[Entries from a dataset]

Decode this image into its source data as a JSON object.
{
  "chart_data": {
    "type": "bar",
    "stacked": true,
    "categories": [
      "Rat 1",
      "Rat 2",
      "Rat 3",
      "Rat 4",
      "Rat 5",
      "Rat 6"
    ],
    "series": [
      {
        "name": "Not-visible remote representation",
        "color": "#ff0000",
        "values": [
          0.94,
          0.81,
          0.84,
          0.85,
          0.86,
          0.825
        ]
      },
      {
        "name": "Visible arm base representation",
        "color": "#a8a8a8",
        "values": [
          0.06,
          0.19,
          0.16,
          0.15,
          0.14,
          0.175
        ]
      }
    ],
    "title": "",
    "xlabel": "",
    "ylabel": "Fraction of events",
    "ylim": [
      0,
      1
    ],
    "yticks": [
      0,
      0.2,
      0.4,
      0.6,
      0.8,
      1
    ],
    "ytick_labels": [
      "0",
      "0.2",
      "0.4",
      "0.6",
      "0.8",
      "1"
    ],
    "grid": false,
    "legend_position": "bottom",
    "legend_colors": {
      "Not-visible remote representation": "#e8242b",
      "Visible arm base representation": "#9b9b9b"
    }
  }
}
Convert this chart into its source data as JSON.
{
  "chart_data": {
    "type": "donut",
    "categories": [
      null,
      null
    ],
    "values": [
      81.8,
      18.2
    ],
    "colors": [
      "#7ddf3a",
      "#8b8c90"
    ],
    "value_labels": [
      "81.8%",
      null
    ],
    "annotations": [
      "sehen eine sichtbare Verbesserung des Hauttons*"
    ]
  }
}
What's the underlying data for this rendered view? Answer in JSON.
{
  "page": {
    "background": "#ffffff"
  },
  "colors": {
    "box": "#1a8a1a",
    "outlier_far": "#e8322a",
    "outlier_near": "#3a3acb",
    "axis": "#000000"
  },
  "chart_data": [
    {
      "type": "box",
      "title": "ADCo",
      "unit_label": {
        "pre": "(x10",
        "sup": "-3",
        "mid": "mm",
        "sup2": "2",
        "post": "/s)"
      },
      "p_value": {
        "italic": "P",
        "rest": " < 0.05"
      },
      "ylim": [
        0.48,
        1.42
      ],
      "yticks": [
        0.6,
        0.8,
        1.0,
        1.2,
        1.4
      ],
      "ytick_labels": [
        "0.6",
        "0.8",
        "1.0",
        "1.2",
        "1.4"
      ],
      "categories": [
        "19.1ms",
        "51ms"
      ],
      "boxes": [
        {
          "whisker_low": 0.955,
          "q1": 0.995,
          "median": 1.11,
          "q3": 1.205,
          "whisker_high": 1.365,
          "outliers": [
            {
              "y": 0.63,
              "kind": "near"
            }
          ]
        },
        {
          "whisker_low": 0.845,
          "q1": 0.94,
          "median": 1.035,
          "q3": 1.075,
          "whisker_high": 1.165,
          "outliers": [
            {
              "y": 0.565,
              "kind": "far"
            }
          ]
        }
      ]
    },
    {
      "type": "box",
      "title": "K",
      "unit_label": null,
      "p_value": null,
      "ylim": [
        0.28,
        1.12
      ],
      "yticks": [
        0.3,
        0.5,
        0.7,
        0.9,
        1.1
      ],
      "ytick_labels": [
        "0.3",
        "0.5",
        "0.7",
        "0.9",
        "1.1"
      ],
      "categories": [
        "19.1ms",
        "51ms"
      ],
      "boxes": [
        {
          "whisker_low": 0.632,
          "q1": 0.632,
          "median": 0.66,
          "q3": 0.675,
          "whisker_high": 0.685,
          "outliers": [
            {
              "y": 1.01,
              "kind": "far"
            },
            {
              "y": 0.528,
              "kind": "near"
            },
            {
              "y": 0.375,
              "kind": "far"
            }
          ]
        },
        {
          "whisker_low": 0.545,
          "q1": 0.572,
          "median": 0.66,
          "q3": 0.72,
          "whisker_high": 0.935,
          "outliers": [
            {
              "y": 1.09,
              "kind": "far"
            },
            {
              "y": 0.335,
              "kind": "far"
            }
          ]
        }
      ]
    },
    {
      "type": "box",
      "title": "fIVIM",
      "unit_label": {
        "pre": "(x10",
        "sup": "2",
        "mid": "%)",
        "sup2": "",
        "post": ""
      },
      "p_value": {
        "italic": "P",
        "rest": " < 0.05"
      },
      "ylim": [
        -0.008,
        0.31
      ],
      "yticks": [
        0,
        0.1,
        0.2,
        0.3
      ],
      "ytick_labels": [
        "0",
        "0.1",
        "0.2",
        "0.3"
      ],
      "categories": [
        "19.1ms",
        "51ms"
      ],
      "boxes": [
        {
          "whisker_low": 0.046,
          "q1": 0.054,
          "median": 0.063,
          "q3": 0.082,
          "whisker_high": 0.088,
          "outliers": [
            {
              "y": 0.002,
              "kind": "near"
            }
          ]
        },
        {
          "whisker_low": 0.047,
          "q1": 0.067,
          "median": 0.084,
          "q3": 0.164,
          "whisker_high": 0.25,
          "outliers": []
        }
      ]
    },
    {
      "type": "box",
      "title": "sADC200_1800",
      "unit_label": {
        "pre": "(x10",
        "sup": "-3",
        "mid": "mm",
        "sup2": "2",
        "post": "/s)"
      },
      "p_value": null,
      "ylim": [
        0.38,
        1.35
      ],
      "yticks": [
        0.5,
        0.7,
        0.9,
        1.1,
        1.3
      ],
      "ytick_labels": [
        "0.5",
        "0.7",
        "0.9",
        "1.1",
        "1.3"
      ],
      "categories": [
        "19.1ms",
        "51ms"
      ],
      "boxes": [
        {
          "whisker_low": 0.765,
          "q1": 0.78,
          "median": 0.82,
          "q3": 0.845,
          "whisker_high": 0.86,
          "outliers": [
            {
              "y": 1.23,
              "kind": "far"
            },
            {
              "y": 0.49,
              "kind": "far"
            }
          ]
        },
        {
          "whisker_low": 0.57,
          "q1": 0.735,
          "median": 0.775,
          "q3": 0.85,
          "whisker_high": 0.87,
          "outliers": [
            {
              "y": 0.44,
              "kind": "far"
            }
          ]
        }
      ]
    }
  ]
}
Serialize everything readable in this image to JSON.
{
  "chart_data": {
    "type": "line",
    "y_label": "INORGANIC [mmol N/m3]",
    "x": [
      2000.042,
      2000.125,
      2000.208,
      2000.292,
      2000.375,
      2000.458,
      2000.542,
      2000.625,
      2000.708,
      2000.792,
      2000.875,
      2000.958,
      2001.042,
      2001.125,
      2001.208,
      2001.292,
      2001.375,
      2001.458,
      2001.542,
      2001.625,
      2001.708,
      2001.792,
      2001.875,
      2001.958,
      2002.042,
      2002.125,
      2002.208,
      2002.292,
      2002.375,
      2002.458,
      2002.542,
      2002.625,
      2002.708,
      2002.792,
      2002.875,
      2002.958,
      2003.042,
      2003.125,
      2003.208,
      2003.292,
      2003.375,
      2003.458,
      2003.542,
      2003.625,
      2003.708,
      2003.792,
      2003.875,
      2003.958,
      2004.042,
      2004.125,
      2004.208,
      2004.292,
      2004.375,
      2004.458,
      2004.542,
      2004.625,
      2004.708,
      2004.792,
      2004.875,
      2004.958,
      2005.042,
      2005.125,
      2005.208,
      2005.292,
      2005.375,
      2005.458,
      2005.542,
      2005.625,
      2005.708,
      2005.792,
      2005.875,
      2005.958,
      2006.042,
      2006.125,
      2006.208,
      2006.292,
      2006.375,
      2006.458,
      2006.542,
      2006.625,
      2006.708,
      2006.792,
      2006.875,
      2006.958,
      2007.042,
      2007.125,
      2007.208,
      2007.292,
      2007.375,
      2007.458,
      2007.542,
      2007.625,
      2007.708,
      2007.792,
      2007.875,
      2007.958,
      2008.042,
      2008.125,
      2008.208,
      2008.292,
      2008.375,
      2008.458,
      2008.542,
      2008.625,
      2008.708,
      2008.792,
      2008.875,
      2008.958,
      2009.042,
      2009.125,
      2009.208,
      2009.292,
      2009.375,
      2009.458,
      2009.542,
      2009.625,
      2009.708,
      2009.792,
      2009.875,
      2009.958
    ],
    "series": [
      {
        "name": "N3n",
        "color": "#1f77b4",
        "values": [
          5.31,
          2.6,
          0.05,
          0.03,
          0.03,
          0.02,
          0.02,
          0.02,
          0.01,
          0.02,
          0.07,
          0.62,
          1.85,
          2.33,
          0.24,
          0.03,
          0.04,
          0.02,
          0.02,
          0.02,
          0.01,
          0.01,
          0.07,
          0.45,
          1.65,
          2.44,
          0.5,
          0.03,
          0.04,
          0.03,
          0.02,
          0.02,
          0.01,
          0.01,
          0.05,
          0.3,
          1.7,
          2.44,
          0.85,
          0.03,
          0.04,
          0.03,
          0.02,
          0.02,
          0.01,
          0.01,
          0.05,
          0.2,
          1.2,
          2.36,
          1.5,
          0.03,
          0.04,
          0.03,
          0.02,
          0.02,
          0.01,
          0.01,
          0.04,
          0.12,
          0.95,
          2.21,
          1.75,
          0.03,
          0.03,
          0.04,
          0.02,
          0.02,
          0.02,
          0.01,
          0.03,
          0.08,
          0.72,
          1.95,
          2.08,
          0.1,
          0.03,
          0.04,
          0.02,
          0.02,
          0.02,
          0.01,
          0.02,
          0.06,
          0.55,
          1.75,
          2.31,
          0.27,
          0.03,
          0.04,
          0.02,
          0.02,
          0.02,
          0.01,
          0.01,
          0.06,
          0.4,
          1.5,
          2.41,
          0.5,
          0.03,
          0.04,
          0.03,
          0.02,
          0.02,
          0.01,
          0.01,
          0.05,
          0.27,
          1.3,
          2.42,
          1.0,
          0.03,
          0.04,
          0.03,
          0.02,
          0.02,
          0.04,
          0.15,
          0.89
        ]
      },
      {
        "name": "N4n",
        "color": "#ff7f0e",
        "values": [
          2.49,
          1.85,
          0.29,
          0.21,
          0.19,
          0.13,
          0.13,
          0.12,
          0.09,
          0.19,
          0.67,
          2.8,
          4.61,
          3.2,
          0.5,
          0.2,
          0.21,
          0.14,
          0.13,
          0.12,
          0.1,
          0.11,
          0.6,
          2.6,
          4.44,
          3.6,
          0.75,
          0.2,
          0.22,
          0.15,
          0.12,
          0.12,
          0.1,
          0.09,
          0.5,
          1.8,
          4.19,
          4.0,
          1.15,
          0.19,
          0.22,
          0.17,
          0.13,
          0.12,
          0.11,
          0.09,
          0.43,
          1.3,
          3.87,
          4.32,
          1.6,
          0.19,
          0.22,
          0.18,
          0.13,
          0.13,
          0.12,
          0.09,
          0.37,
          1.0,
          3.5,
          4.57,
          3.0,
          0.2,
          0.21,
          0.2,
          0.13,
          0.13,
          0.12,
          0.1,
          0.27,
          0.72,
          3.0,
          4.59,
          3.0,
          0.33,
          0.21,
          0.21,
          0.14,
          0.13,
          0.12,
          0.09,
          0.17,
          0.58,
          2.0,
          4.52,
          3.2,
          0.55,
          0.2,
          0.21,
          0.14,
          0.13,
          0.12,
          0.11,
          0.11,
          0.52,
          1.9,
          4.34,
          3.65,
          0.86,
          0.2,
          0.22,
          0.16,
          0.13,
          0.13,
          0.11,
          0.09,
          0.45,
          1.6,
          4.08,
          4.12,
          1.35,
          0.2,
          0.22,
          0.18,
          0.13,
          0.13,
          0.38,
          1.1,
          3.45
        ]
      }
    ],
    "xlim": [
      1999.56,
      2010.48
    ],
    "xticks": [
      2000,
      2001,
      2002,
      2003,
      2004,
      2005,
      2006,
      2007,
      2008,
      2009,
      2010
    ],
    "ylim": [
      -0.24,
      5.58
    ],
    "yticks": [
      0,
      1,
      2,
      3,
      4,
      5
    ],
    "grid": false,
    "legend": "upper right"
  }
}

# Your instructions
Check each line of the records for "remote" and copy the ones that contain it.

# Answer
        "name": "Not-visible remote representation",
      "Not-visible remote representation": "#e8242b",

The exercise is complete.